### EXERCISE
Print each line exactly as it is given.
[start]
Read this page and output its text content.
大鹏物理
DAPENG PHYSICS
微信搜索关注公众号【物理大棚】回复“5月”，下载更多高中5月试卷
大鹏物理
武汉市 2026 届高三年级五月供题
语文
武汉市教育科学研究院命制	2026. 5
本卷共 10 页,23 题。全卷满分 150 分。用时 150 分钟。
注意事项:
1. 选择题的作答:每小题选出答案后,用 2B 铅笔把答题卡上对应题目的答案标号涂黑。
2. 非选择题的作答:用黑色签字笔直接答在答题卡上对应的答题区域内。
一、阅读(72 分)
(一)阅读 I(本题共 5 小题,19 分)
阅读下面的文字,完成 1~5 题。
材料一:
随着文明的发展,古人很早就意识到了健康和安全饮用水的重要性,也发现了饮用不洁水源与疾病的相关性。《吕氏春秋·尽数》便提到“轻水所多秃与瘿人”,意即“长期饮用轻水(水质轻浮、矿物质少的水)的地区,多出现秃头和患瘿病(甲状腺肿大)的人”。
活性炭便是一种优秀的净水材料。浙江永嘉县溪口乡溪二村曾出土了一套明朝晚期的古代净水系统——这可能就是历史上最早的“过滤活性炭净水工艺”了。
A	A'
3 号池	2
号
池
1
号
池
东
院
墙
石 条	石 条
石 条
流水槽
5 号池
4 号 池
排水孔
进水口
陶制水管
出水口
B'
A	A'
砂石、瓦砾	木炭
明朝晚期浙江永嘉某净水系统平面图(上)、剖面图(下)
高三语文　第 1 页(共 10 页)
[end]
### OUTPUT FOR THIS TASK
Read this page and output its text content.
大鹏物理
DAPENG PHYSICS
微信搜索关注公众号【物理大棚】回复“5月”，下载更多高中5月试卷
大鹏物理
武汉市 2026 届高三年级五月供题
语文
武汉市教育科学研究院命制	2026. 5
本卷共 10 页,23 题。全卷满分 150 分。用时 150 分钟。
注意事项:
1. 选择题的作答:每小题选出答案后,用 2B 铅笔把答题卡上对应题目的答案标号涂黑。
2. 非选择题的作答:用黑色签字笔直接答在答题卡上对应的答题区域内。
一、阅读(72 分)
(一)阅读 I(本题共 5 小题,19 分)
阅读下面的文字,完成 1~5 题。
材料一:
随着文明的发展,古人很早就意识到了健康和安全饮用水的重要性,也发现了饮用不洁水源与疾病的相关性。《吕氏春秋·尽数》便提到“轻水所多秃与瘿人”,意即“长期饮用轻水(水质轻浮、矿物质少的水)的地区,多出现秃头和患瘿病(甲状腺肿大)的人”。
活性炭便是一种优秀的净水材料。浙江永嘉县溪口乡溪二村曾出土了一套明朝晚期的古代净水系统——这可能就是历史上最早的“过滤活性炭净水工艺”了。
A	A'
3 号池	2
号
池
1
号
池
东
院
墙
石 条	石 条
石 条
流水槽
5 号池
4 号 池
排水孔
进水口
陶制水管
出水口
B'
A	A'
砂石、瓦砾	木炭
明朝晚期浙江永嘉某净水系统平面图(上)、剖面图(下)
高三语文　第 1 页(共 10 页)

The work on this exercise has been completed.